--- BEGIN ---

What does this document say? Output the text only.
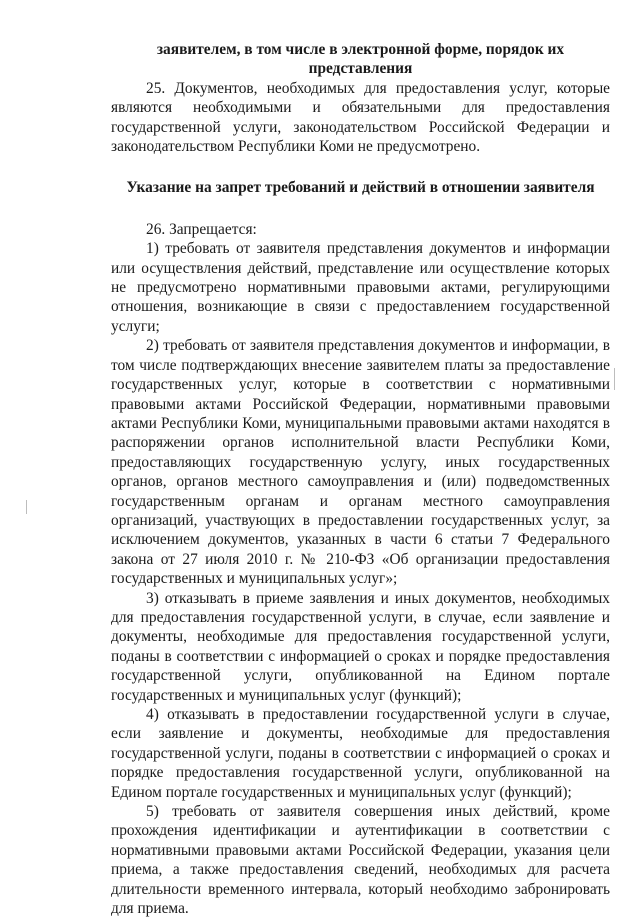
заявителем, в том числе в электронной форме, порядок их представления

25. Документов, необходимых для предоставления услуг, которые являются необходимыми и обязательными для предоставления государственной услуги, законодательством Российской Федерации и законодательством Республики Коми не предусмотрено.

Указание на запрет требований и действий в отношении заявителя

26. Запрещается:

1) требовать от заявителя представления документов и информации или осуществления действий, представление или осуществление которых не предусмотрено нормативными правовыми актами, регулирующими отношения, возникающие в связи с предоставлением государственной услуги;

2) требовать от заявителя представления документов и информации, в том числе подтверждающих внесение заявителем платы за предоставление государственных услуг, которые в соответствии с нормативными правовыми актами Российской Федерации, нормативными правовыми актами Республики Коми, муниципальными правовыми актами находятся в распоряжении органов исполнительной власти Республики Коми, предоставляющих государственную услугу, иных государственных органов, органов местного самоуправления и (или) подведомственных государственным органам и органам местного самоуправления организаций, участвующих в предоставлении государственных услуг, за исключением документов, указанных в части 6 статьи 7 Федерального закона от 27 июля 2010 г. № 210-ФЗ «Об организации предоставления государственных и муниципальных услуг»;

3) отказывать в приеме заявления и иных документов, необходимых для предоставления государственной услуги, в случае, если заявление и документы, необходимые для предоставления государственной услуги, поданы в соответствии с информацией о сроках и порядке предоставления государственной услуги, опубликованной на Едином портале государственных и муниципальных услуг (функций);

4) отказывать в предоставлении государственной услуги в случае, если заявление и документы, необходимые для предоставления государственной услуги, поданы в соответствии с информацией о сроках и порядке предоставления государственной услуги, опубликованной на Едином портале государственных и муниципальных услуг (функций);

5) требовать от заявителя совершения иных действий, кроме прохождения идентификации и аутентификации в соответствии с нормативными правовыми актами Российской Федерации, указания цели приема, а также предоставления сведений, необходимых для расчета длительности временного интервала, который необходимо забронировать для приема.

--- END ---

▶ _EXERCISE_
From the material given, work out how many lines hold the string "действий"; state that number and nothing further.

▶ _EXPECTED ANSWER_
3